WHAT THIS TASK INVOLVES =
Search the material for "Washington" and show all lines that contain it.

DATASET EXTRACT =
>>

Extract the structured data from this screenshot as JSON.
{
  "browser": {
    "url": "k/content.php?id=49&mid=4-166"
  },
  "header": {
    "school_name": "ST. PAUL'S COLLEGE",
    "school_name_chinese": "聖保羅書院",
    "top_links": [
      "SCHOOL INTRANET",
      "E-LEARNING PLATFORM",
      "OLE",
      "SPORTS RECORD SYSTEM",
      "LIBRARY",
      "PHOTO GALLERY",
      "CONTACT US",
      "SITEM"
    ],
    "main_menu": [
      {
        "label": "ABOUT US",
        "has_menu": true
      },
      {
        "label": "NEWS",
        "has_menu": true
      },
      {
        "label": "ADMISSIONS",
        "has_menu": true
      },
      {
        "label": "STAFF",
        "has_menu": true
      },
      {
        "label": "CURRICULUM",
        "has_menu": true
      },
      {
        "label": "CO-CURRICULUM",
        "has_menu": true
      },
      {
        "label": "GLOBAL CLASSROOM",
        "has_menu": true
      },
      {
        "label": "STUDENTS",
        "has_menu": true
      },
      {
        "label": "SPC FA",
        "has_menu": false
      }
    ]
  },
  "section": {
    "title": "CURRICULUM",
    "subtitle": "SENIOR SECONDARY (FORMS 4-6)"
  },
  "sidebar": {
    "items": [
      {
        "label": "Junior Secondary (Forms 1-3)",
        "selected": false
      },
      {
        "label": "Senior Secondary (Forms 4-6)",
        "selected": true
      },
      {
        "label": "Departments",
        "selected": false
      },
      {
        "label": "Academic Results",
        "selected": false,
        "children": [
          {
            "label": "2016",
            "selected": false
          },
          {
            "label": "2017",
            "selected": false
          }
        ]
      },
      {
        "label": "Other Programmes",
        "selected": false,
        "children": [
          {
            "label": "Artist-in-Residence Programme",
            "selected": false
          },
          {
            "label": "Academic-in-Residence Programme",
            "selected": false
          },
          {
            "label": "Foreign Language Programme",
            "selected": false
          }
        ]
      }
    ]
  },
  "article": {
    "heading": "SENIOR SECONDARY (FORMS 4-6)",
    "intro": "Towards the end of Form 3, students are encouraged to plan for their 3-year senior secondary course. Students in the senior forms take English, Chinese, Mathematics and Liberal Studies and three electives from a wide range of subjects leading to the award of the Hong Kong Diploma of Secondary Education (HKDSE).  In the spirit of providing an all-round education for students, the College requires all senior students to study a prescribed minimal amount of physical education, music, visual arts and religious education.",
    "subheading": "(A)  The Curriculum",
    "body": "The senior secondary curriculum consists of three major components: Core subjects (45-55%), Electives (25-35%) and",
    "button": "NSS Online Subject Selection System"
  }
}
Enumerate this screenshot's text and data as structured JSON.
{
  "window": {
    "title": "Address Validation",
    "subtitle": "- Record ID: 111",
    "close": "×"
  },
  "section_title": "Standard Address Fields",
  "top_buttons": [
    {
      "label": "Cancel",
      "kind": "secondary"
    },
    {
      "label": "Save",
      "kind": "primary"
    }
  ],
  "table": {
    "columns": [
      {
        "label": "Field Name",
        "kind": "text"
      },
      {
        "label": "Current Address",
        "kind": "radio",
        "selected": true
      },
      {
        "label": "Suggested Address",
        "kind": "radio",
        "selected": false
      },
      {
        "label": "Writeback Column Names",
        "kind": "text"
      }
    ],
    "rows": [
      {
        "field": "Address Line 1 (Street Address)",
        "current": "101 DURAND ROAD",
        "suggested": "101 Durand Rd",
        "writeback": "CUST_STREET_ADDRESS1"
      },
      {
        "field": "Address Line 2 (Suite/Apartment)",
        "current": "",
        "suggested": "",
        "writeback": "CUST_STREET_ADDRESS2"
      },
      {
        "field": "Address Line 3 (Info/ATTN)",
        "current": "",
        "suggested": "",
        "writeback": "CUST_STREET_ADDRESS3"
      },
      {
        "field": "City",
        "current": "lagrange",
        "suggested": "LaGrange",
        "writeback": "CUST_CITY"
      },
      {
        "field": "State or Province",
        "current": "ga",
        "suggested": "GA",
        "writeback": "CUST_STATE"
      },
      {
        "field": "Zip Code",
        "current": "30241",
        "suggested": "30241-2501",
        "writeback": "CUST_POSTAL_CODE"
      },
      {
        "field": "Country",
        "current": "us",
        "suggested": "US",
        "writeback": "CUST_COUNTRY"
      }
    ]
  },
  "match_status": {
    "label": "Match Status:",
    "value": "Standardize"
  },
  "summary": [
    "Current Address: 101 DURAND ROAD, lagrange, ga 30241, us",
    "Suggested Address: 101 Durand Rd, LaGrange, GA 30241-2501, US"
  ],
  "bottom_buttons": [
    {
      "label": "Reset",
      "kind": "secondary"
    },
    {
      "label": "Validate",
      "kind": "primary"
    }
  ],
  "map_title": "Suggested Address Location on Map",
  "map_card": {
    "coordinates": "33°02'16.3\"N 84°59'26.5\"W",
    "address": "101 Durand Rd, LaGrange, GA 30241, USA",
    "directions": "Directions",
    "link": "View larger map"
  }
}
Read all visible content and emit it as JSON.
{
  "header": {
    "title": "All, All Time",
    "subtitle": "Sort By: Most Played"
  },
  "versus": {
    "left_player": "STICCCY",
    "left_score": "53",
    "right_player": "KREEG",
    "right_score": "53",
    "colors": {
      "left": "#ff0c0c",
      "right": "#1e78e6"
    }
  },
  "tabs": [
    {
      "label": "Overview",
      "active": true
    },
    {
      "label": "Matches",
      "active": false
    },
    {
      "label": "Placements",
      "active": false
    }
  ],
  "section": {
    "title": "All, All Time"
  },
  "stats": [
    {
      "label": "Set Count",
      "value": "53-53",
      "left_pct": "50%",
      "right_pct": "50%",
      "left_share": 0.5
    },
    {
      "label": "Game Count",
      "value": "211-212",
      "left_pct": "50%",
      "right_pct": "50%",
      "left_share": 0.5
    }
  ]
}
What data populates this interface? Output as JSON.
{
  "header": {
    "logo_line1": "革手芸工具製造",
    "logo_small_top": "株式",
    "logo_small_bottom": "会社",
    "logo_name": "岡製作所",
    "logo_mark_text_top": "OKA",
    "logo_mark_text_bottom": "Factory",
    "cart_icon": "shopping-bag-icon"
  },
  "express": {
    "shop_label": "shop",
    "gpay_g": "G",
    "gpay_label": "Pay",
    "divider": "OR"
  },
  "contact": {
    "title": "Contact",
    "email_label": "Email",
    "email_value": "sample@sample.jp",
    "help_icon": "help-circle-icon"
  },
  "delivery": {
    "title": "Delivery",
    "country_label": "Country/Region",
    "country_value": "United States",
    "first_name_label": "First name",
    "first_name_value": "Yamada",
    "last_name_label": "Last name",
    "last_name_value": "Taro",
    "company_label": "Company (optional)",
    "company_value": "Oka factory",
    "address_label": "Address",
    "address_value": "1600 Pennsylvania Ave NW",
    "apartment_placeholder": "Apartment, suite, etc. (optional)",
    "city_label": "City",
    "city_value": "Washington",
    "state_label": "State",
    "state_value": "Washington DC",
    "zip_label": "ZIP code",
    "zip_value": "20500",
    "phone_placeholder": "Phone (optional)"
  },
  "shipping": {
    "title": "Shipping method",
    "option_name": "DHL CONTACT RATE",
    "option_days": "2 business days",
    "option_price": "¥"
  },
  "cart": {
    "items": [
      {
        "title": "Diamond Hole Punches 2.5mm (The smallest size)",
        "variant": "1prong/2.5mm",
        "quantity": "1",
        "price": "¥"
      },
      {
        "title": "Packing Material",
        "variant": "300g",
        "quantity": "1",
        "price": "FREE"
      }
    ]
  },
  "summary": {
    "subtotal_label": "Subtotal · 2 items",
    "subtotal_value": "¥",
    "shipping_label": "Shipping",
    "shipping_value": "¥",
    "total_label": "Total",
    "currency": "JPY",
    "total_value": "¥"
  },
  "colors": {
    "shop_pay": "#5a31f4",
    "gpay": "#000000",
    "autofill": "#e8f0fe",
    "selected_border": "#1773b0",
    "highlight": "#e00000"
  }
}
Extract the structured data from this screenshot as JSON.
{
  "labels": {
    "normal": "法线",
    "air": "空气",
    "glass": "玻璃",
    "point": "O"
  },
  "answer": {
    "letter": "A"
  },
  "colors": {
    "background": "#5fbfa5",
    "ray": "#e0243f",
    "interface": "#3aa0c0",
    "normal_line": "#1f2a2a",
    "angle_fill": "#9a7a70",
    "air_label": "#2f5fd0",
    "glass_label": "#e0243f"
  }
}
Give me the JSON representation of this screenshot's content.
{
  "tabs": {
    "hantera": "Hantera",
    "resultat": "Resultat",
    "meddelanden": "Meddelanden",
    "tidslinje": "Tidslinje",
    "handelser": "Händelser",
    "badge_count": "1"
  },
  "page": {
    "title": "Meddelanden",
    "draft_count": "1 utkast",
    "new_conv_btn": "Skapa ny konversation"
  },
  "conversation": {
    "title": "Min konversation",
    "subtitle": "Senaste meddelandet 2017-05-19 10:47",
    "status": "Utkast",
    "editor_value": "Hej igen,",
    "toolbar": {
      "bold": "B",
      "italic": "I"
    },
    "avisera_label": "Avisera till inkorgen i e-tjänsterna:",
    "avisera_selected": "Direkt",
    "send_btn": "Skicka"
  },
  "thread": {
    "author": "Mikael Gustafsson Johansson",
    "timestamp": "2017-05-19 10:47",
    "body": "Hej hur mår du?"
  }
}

<<

SOLUTION BELOW =
    "city_value": "Washington",
    "state_value": "Washington DC",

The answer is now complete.